Rewrite every line of the records below as a JSON list of strings, one string per line, leaving out any blank lines.

-- start EXERCISE INPUT --

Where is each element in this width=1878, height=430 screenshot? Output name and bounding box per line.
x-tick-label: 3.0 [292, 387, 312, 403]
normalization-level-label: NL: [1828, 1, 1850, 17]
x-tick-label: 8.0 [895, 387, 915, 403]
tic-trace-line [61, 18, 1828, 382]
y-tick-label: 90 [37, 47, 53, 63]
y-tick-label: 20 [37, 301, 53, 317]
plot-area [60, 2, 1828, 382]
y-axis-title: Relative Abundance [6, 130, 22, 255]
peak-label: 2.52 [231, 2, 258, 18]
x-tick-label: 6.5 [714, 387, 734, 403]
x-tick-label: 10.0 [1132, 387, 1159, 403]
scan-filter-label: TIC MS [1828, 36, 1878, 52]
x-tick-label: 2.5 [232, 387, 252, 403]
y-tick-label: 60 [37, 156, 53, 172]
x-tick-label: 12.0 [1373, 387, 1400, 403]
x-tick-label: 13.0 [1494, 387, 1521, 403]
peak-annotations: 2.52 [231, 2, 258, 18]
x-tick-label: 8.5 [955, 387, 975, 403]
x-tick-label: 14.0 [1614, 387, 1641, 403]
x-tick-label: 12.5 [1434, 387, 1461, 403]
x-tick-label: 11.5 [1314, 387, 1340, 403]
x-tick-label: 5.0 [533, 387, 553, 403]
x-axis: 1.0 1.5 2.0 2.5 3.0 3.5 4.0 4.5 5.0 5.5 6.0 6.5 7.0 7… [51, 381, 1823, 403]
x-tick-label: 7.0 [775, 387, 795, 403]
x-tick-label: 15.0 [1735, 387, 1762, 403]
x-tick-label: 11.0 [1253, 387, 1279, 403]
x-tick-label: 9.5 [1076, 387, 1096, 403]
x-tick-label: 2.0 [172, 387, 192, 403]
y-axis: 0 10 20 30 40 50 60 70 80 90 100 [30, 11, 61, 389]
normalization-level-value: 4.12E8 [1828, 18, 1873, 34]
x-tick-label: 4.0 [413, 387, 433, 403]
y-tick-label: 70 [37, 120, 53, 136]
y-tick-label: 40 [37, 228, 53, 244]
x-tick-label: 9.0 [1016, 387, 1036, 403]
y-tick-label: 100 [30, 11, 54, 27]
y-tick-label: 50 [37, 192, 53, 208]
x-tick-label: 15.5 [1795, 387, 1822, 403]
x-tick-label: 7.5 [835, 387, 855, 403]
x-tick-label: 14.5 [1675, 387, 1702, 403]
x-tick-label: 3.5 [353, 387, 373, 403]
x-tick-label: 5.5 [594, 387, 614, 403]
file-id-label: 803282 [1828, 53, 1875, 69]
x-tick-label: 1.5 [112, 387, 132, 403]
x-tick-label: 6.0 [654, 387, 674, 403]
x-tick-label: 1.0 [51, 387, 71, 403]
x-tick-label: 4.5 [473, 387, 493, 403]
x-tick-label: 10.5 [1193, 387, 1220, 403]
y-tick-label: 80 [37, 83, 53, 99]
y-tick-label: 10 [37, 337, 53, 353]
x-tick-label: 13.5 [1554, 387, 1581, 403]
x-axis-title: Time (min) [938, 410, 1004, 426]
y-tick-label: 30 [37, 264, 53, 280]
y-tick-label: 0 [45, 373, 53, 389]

-- end EXERCISE INPUT --

■ PROBLEM SOLUTION ■
[
  "Where is each element in this width=1878, height=430 screenshot? Output name and bounding box per line.",
  "x-tick-label: 3.0 [292, 387, 312, 403]",
  "normalization-level-label: NL: [1828, 1, 1850, 17]",
  "x-tick-label: 8.0 [895, 387, 915, 403]",
  "tic-trace-line [61, 18, 1828, 382]",
  "y-tick-label: 90 [37, 47, 53, 63]",
  "y-tick-label: 20 [37, 301, 53, 317]",
  "plot-area [60, 2, 1828, 382]",
  "y-axis-title: Relative Abundance [6, 130, 22, 255]",
  "peak-label: 2.52 [231, 2, 258, 18]",
  "x-tick-label: 6.5 [714, 387, 734, 403]",
  "x-tick-label: 10.0 [1132, 387, 1159, 403]",
  "scan-filter-label: TIC MS [1828, 36, 1878, 52]",
  "x-tick-label: 2.5 [232, 387, 252, 403]",
  "y-tick-label: 60 [37, 156, 53, 172]",
  "x-tick-label: 12.0 [1373, 387, 1400, 403]",
  "x-tick-label: 13.0 [1494, 387, 1521, 403]",
  "peak-annotations: 2.52 [231, 2, 258, 18]",
  "x-tick-label: 8.5 [955, 387, 975, 403]",
  "x-tick-label: 14.0 [1614, 387, 1641, 403]",
  "x-tick-label: 12.5 [1434, 387, 1461, 403]",
  "x-tick-label: 11.5 [1314, 387, 1340, 403]",
  "x-tick-label: 5.0 [533, 387, 553, 403]",
  "x-axis: 1.0 1.5 2.0 2.5 3.0 3.5 4.0 4.5 5.0 5.5 6.0 6.5 7.0 7… [51, 381, 1823, 403]",
  "x-tick-label: 7.0 [775, 387, 795, 403]",
  "x-tick-label: 15.0 [1735, 387, 1762, 403]",
  "x-tick-label: 11.0 [1253, 387, 1279, 403]",
  "x-tick-label: 9.5 [1076, 387, 1096, 403]",
  "x-tick-label: 2.0 [172, 387, 192, 403]",
  "y-axis: 0 10 20 30 40 50 60 70 80 90 100 [30, 11, 61, 389]",
  "normalization-level-value: 4.12E8 [1828, 18, 1873, 34]",
  "x-tick-label: 4.0 [413, 387, 433, 403]",
  "y-tick-label: 70 [37, 120, 53, 136]",
  "y-tick-label: 40 [37, 228, 53, 244]",
  "x-tick-label: 9.0 [1016, 387, 1036, 403]",
  "y-tick-label: 100 [30, 11, 54, 27]",
  "y-tick-label: 50 [37, 192, 53, 208]",
  "x-tick-label: 15.5 [1795, 387, 1822, 403]",
  "x-tick-label: 7.5 [835, 387, 855, 403]",
  "x-tick-label: 14.5 [1675, 387, 1702, 403]",
  "x-tick-label: 3.5 [353, 387, 373, 403]",
  "x-tick-label: 5.5 [594, 387, 614, 403]",
  "file-id-label: 803282 [1828, 53, 1875, 69]",
  "x-tick-label: 1.5 [112, 387, 132, 403]",
  "x-tick-label: 6.0 [654, 387, 674, 403]",
  "x-tick-label: 1.0 [51, 387, 71, 403]",
  "x-tick-label: 4.5 [473, 387, 493, 403]",
  "x-tick-label: 10.5 [1193, 387, 1220, 403]",
  "y-tick-label: 80 [37, 83, 53, 99]",
  "y-tick-label: 10 [37, 337, 53, 353]",
  "x-tick-label: 13.5 [1554, 387, 1581, 403]",
  "x-axis-title: Time (min) [938, 410, 1004, 426]",
  "y-tick-label: 30 [37, 264, 53, 280]",
  "y-tick-label: 0 [45, 373, 53, 389]"
]